## Begin MATERIAL PROVIDED

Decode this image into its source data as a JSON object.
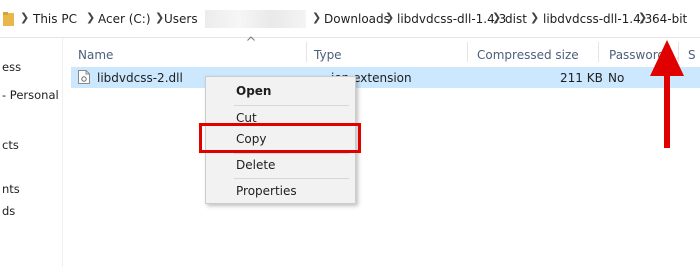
{
  "breadcrumb": {
    "items": [
      "This PC",
      "Acer (C:)",
      "Users",
      "Downloads",
      "libdvdcss-dll-1.4.3",
      "dist",
      "libdvdcss-dll-1.4.3",
      "64-bit"
    ]
  },
  "nav": {
    "items": [
      "ess",
      "- Personal",
      "cts",
      "nts",
      "ds"
    ]
  },
  "columns": {
    "name": "Name",
    "type": "Type",
    "compressed_size": "Compressed size",
    "password": "Password ...",
    "size": "S"
  },
  "file": {
    "name": "libdvdcss-2.dll",
    "type": "ion extension",
    "compressed_size": "211 KB",
    "password": "No"
  },
  "context_menu": {
    "open": "Open",
    "cut": "Cut",
    "copy": "Copy",
    "delete": "Delete",
    "properties": "Properties"
  },
  "colors": {
    "selection": "#cce8ff",
    "highlight": "#e00000",
    "header_text": "#4c607a"
  }
}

## End MATERIAL PROVIDED

- [STATED GOAL] Repeat the data exactly, dropping every picture it holds.

- [RESPONSE]
Decode this image into its source data as a JSON object.
{
  "breadcrumb": {
    "items": [
      "This PC",
      "Acer (C:)",
      "Users",
      "Downloads",
      "libdvdcss-dll-1.4.3",
      "dist",
      "libdvdcss-dll-1.4.3",
      "64-bit"
    ]
  },
  "nav": {
    "items": [
      "ess",
      "- Personal",
      "cts",
      "nts",
      "ds"
    ]
  },
  "columns": {
    "name": "Name",
    "type": "Type",
    "compressed_size": "Compressed size",
    "password": "Password ...",
    "size": "S"
  },
  "file": {
    "name": "libdvdcss-2.dll",
    "type": "ion extension",
    "compressed_size": "211 KB",
    "password": "No"
  },
  "context_menu": {
    "open": "Open",
    "cut": "Cut",
    "copy": "Copy",
    "delete": "Delete",
    "properties": "Properties"
  },
  "colors": {
    "selection": "#cce8ff",
    "highlight": "#e00000",
    "header_text": "#4c607a"
  }
}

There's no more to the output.